**INFORMATION GIVEN:**
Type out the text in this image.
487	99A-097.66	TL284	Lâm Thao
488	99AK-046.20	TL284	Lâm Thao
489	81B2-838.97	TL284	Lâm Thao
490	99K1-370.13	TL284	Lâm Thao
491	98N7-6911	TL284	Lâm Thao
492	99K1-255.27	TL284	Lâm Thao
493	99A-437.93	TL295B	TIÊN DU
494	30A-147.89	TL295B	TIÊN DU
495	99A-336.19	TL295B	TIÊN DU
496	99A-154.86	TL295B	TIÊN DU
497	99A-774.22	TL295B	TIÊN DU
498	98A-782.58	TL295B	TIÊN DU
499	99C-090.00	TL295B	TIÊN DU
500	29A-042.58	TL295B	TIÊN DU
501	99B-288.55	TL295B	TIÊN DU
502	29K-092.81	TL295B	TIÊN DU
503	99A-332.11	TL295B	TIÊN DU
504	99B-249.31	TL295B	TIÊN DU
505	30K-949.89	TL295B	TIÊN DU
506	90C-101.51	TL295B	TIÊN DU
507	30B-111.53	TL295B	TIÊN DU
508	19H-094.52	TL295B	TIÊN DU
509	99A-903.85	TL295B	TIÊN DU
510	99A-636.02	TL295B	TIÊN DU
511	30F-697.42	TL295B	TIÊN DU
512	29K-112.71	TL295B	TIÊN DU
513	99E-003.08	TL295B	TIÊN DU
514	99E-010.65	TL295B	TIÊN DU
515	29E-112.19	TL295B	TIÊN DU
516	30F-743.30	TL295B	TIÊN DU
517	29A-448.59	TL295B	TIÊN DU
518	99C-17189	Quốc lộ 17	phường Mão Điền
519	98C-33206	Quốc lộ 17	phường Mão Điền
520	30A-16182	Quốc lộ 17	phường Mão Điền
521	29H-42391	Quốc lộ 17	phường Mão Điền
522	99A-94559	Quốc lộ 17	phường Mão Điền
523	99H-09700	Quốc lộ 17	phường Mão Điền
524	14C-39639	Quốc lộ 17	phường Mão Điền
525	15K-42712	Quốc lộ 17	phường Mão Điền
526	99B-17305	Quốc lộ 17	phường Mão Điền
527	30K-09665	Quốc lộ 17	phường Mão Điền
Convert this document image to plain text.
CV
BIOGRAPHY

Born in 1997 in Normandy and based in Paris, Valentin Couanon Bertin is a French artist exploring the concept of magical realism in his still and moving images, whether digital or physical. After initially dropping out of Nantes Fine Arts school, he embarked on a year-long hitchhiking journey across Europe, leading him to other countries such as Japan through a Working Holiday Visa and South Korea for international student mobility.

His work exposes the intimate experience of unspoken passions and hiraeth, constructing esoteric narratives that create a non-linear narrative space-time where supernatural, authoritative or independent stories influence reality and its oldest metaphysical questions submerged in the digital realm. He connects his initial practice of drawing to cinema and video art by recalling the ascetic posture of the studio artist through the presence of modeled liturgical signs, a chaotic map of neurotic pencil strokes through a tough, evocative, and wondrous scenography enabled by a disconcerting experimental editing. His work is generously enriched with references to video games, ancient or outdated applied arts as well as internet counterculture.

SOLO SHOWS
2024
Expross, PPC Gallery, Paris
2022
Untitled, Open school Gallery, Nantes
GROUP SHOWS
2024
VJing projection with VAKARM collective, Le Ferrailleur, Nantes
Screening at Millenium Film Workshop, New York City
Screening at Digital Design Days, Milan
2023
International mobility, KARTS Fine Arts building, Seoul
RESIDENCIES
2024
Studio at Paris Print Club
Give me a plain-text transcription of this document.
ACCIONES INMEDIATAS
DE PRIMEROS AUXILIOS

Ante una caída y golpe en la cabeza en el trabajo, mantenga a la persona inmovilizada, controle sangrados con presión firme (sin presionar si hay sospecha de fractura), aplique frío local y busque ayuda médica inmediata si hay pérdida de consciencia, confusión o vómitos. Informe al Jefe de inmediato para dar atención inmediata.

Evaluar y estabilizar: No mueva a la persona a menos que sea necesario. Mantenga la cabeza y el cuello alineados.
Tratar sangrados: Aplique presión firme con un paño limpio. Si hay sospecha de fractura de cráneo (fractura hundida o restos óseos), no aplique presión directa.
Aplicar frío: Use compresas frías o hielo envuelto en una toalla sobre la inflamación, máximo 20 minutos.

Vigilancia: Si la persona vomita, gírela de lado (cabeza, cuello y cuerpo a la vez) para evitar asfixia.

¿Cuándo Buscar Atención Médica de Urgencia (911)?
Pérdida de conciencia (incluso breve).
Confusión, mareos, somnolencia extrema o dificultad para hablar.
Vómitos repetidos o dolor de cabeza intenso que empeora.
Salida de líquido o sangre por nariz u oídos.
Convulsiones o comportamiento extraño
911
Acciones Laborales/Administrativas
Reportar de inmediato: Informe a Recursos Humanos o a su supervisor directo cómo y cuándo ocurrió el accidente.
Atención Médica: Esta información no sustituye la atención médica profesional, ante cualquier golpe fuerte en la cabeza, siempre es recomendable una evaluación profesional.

**EXERCISE BRIEF:** Count every line of the records that holds "Gallery". State the number, nothing else.

**EXERCISE OUTPUT:** 2